**TASK TO COMPLETE:** Copy each of the rows below word for word, keeping every character unchanged.

◆ ◆ ◆ ◆ ◆ ◆ ◆

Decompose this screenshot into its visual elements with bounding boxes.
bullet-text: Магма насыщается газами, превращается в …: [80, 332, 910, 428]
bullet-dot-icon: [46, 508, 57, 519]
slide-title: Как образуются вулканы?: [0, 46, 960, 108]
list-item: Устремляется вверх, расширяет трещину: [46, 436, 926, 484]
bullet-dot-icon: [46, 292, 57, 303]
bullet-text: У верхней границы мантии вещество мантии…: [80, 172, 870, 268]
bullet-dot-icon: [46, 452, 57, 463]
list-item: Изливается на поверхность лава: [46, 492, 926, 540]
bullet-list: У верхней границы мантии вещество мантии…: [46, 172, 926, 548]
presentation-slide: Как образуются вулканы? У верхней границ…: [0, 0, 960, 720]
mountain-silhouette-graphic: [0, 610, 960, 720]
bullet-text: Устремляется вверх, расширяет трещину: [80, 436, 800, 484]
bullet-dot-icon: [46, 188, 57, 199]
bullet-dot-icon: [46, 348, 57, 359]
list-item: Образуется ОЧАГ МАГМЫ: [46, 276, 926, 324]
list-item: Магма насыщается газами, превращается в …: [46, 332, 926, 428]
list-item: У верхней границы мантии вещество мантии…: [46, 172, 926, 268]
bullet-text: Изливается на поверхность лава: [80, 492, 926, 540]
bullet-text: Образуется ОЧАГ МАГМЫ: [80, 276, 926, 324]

◆ ◆ ◆ ◆ ◆ ◆ ◆

**FINAL ANSWER:**
Decompose this screenshot into its visual elements with bounding boxes.
bullet-text: Магма насыщается газами, превращается в …: [80, 332, 910, 428]
bullet-dot-icon: [46, 508, 57, 519]
slide-title: Как образуются вулканы?: [0, 46, 960, 108]
list-item: Устремляется вверх, расширяет трещину: [46, 436, 926, 484]
bullet-dot-icon: [46, 292, 57, 303]
bullet-text: У верхней границы мантии вещество мантии…: [80, 172, 870, 268]
bullet-dot-icon: [46, 452, 57, 463]
list-item: Изливается на поверхность лава: [46, 492, 926, 540]
bullet-list: У верхней границы мантии вещество мантии…: [46, 172, 926, 548]
presentation-slide: Как образуются вулканы? У верхней границ…: [0, 0, 960, 720]
mountain-silhouette-graphic: [0, 610, 960, 720]
bullet-text: Устремляется вверх, расширяет трещину: [80, 436, 800, 484]
bullet-dot-icon: [46, 188, 57, 199]
bullet-dot-icon: [46, 348, 57, 359]
list-item: Образуется ОЧАГ МАГМЫ: [46, 276, 926, 324]
list-item: Магма насыщается газами, превращается в …: [46, 332, 926, 428]
list-item: У верхней границы мантии вещество мантии…: [46, 172, 926, 268]
bullet-text: Изливается на поверхность лава: [80, 492, 926, 540]
bullet-text: Образуется ОЧАГ МАГМЫ: [80, 276, 926, 324]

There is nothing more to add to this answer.